Retype each entry below, keeping every character the same.

Recorded data
►
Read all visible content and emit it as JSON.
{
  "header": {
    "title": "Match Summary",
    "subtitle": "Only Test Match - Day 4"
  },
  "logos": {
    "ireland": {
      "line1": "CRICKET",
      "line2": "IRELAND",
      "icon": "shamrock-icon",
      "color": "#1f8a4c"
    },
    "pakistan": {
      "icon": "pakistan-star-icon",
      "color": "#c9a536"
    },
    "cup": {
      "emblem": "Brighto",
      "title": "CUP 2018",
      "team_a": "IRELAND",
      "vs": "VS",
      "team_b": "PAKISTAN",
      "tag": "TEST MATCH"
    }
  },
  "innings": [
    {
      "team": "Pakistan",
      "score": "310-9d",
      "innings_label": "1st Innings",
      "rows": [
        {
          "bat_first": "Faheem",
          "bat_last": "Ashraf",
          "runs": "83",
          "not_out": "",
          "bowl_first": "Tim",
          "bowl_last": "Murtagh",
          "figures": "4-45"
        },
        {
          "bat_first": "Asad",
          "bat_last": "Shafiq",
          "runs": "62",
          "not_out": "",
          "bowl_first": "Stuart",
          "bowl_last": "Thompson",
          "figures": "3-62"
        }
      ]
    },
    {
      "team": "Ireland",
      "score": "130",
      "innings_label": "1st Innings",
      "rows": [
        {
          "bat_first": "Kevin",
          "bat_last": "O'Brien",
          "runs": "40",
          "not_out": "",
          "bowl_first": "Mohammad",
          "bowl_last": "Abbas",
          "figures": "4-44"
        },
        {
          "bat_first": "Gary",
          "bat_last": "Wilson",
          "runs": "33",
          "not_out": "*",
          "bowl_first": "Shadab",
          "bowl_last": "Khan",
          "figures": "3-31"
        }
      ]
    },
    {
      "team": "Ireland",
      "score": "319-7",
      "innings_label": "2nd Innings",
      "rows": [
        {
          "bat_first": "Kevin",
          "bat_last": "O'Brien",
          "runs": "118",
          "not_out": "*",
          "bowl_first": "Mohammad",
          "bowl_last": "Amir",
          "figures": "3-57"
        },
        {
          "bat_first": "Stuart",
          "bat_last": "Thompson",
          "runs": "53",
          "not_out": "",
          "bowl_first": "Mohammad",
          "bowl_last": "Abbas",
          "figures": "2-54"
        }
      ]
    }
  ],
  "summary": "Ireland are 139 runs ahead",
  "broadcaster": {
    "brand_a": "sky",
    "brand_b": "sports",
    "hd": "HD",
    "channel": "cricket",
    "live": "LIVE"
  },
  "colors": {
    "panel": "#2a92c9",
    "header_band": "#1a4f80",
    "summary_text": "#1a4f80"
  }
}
◄
- **Problem solution**
Read all visible content and emit it as JSON.
{
  "header": {
    "title": "Match Summary",
    "subtitle": "Only Test Match - Day 4"
  },
  "logos": {
    "ireland": {
      "line1": "CRICKET",
      "line2": "IRELAND",
      "icon": "shamrock-icon",
      "color": "#1f8a4c"
    },
    "pakistan": {
      "icon": "pakistan-star-icon",
      "color": "#c9a536"
    },
    "cup": {
      "emblem": "Brighto",
      "title": "CUP 2018",
      "team_a": "IRELAND",
      "vs": "VS",
      "team_b": "PAKISTAN",
      "tag": "TEST MATCH"
    }
  },
  "innings": [
    {
      "team": "Pakistan",
      "score": "310-9d",
      "innings_label": "1st Innings",
      "rows": [
        {
          "bat_first": "Faheem",
          "bat_last": "Ashraf",
          "runs": "83",
          "not_out": "",
          "bowl_first": "Tim",
          "bowl_last": "Murtagh",
          "figures": "4-45"
        },
        {
          "bat_first": "Asad",
          "bat_last": "Shafiq",
          "runs": "62",
          "not_out": "",
          "bowl_first": "Stuart",
          "bowl_last": "Thompson",
          "figures": "3-62"
        }
      ]
    },
    {
      "team": "Ireland",
      "score": "130",
      "innings_label": "1st Innings",
      "rows": [
        {
          "bat_first": "Kevin",
          "bat_last": "O'Brien",
          "runs": "40",
          "not_out": "",
          "bowl_first": "Mohammad",
          "bowl_last": "Abbas",
          "figures": "4-44"
        },
        {
          "bat_first": "Gary",
          "bat_last": "Wilson",
          "runs": "33",
          "not_out": "*",
          "bowl_first": "Shadab",
          "bowl_last": "Khan",
          "figures": "3-31"
        }
      ]
    },
    {
      "team": "Ireland",
      "score": "319-7",
      "innings_label": "2nd Innings",
      "rows": [
        {
          "bat_first": "Kevin",
          "bat_last": "O'Brien",
          "runs": "118",
          "not_out": "*",
          "bowl_first": "Mohammad",
          "bowl_last": "Amir",
          "figures": "3-57"
        },
        {
          "bat_first": "Stuart",
          "bat_last": "Thompson",
          "runs": "53",
          "not_out": "",
          "bowl_first": "Mohammad",
          "bowl_last": "Abbas",
          "figures": "2-54"
        }
      ]
    }
  ],
  "summary": "Ireland are 139 runs ahead",
  "broadcaster": {
    "brand_a": "sky",
    "brand_b": "sports",
    "hd": "HD",
    "channel": "cricket",
    "live": "LIVE"
  },
  "colors": {
    "panel": "#2a92c9",
    "header_band": "#1a4f80",
    "summary_text": "#1a4f80"
  }
}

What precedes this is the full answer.